Written task: Present the material from its start through the line containing "- candle-body[interactable]: [291, 110, 296, 121]", both ends included, as a Markdown table with the columns No. and Line. Number each row, put the line beside it, and skip any blank lines.

%%

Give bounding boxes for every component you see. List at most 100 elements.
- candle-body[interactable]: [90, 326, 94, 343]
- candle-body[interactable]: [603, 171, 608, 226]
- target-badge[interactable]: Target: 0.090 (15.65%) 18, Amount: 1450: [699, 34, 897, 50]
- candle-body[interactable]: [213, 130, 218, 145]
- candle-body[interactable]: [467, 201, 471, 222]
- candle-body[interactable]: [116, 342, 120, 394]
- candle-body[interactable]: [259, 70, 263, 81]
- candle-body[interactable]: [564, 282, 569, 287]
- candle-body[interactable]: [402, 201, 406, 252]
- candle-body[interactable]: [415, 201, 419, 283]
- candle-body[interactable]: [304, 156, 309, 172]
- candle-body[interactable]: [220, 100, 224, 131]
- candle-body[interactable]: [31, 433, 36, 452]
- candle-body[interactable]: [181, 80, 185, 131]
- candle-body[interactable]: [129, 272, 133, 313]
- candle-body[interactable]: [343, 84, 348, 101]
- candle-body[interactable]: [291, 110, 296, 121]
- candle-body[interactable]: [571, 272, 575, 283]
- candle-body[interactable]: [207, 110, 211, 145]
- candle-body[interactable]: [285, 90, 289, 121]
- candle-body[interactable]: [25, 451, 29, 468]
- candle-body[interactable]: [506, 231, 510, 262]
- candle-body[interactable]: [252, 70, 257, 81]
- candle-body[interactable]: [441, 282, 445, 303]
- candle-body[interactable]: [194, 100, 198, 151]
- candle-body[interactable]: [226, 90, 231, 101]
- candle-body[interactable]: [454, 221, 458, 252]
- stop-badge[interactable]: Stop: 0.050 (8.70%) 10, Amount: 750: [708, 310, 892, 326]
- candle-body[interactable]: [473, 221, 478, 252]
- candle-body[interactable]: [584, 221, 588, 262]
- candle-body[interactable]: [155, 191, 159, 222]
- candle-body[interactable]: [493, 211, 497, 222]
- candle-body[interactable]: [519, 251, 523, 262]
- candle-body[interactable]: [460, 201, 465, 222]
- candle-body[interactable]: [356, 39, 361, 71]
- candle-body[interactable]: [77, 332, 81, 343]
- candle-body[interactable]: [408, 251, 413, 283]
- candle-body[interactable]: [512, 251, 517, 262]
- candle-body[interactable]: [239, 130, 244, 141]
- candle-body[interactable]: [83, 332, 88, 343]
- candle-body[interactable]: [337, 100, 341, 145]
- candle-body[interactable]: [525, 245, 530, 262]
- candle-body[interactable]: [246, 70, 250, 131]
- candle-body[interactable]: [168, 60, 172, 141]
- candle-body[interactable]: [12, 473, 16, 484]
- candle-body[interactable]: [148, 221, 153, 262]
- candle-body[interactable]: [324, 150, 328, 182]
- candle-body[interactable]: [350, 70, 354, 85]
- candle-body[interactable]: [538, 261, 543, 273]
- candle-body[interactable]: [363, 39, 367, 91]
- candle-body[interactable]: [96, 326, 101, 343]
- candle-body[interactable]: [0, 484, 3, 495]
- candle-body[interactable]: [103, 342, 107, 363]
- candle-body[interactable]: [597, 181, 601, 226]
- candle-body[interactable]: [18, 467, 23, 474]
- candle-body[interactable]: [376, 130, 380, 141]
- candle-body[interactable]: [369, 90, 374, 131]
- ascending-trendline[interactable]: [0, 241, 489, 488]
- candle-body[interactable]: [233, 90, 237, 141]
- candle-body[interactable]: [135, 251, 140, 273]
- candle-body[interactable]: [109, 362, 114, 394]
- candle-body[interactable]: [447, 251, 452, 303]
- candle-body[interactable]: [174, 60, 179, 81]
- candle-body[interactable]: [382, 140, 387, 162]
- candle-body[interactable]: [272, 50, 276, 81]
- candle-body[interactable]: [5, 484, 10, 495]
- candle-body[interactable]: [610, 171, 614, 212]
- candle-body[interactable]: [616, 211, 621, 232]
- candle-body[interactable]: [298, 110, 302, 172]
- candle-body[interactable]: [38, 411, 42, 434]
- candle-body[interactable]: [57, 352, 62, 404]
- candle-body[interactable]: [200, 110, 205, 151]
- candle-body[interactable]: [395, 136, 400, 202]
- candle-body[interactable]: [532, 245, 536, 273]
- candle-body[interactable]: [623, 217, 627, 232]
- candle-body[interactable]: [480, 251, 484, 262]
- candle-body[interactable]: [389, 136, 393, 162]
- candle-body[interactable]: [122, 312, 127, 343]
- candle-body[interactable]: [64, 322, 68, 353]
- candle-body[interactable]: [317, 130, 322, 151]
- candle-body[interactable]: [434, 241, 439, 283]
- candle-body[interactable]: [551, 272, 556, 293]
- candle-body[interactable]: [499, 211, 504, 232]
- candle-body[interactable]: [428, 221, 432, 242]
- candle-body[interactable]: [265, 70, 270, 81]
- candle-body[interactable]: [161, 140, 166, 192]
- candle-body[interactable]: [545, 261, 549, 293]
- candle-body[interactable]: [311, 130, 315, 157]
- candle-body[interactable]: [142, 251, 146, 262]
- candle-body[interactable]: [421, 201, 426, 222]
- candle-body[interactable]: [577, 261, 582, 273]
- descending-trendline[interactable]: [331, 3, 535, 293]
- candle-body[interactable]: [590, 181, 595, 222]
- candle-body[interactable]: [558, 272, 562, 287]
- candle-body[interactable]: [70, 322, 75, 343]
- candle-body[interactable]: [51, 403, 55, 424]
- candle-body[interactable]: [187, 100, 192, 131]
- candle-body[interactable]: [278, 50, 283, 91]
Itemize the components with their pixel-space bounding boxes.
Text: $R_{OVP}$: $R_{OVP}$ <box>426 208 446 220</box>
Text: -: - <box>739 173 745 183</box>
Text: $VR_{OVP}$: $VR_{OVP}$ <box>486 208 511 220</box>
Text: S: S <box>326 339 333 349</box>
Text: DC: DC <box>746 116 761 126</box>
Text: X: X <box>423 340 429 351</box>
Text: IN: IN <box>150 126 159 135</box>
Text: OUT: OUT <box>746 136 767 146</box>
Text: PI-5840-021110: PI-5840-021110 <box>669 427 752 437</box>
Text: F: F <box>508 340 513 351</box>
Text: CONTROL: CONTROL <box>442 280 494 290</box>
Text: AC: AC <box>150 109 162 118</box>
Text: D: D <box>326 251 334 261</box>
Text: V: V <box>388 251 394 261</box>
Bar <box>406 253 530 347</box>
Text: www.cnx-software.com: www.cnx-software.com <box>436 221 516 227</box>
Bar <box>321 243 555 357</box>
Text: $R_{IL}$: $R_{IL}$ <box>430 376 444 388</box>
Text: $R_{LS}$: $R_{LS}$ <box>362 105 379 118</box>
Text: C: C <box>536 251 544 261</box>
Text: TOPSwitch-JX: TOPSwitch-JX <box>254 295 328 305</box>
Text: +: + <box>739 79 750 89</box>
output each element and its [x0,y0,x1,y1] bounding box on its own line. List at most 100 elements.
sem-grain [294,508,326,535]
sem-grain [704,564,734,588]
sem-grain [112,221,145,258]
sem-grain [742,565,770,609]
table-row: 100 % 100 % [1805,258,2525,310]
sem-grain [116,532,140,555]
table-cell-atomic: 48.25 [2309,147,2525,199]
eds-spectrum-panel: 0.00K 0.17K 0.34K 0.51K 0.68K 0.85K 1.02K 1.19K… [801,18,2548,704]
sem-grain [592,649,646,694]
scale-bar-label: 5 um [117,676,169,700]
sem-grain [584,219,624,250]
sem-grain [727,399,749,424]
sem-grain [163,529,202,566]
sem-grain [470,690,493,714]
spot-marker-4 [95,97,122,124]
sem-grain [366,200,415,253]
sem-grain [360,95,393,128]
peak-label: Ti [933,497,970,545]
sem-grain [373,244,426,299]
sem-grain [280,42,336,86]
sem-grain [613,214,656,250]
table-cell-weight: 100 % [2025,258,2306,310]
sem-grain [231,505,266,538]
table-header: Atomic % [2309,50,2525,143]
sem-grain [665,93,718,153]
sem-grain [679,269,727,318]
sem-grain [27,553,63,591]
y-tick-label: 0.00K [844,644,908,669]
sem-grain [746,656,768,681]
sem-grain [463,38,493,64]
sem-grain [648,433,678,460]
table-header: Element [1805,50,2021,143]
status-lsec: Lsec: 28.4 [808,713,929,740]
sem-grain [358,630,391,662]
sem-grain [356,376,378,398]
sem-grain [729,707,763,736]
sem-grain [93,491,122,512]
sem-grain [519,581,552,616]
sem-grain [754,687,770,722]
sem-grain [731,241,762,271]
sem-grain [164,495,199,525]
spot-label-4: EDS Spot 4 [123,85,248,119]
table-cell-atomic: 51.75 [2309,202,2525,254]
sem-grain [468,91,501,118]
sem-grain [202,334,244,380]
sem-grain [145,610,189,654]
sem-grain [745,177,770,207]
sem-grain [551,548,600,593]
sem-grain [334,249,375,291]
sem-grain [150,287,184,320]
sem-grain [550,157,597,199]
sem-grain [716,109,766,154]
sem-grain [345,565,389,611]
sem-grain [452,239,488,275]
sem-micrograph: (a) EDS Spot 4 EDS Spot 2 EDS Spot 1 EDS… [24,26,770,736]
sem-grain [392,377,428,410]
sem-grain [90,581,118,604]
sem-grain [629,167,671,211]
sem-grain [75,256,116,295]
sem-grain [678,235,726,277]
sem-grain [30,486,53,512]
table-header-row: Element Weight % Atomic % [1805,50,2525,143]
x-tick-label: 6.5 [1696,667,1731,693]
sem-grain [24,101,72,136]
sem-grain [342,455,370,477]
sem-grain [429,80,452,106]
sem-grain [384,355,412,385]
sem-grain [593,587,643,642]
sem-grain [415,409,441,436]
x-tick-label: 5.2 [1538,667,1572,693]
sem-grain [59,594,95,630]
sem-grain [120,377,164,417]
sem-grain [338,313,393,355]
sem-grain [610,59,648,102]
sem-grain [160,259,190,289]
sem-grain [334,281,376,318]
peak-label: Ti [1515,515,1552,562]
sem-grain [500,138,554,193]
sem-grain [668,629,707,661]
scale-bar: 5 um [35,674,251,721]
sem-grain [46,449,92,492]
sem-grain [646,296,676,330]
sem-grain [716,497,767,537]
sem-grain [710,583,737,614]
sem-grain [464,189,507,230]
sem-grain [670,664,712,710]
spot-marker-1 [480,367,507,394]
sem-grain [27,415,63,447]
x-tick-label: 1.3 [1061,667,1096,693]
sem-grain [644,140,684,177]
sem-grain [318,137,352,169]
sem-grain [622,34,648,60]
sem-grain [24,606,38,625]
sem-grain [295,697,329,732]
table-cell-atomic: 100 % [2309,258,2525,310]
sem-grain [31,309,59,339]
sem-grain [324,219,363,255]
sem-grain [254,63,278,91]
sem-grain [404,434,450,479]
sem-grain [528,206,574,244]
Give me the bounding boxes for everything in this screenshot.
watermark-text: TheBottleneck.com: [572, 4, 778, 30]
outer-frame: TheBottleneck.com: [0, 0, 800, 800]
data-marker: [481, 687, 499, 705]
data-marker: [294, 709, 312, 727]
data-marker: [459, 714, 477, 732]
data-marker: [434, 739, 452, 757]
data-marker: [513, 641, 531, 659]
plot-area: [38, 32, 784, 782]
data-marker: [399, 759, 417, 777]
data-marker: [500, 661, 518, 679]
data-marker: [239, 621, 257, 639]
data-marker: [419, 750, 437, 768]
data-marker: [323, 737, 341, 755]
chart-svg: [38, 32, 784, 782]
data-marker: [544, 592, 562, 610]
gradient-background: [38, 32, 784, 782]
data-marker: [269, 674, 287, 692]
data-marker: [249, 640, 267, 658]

%%

Exercise output:
| No. | Line |
|---|---|
| 1 | Give bounding boxes for every component you see. List at most 100 elements. |
| 2 | - candle-body[interactable]: [90, 326, 94, 343] |
| 3 | - candle-body[interactable]: [603, 171, 608, 226] |
| 4 | - target-badge[interactable]: Target: 0.090 (15.65%) 18, Amount: 1450: [699, 34, 897, 50] |
| 5 | - candle-body[interactable]: [213, 130, 218, 145] |
| 6 | - candle-body[interactable]: [467, 201, 471, 222] |
| 7 | - candle-body[interactable]: [116, 342, 120, 394] |
| 8 | - candle-body[interactable]: [259, 70, 263, 81] |
| 9 | - candle-body[interactable]: [564, 282, 569, 287] |
| 10 | - candle-body[interactable]: [402, 201, 406, 252] |
| 11 | - candle-body[interactable]: [415, 201, 419, 283] |
| 12 | - candle-body[interactable]: [304, 156, 309, 172] |
| 13 | - candle-body[interactable]: [220, 100, 224, 131] |
| 14 | - candle-body[interactable]: [31, 433, 36, 452] |
| 15 | - candle-body[interactable]: [181, 80, 185, 131] |
| 16 | - candle-body[interactable]: [129, 272, 133, 313] |
| 17 | - candle-body[interactable]: [343, 84, 348, 101] |
| 18 | - candle-body[interactable]: [291, 110, 296, 121] |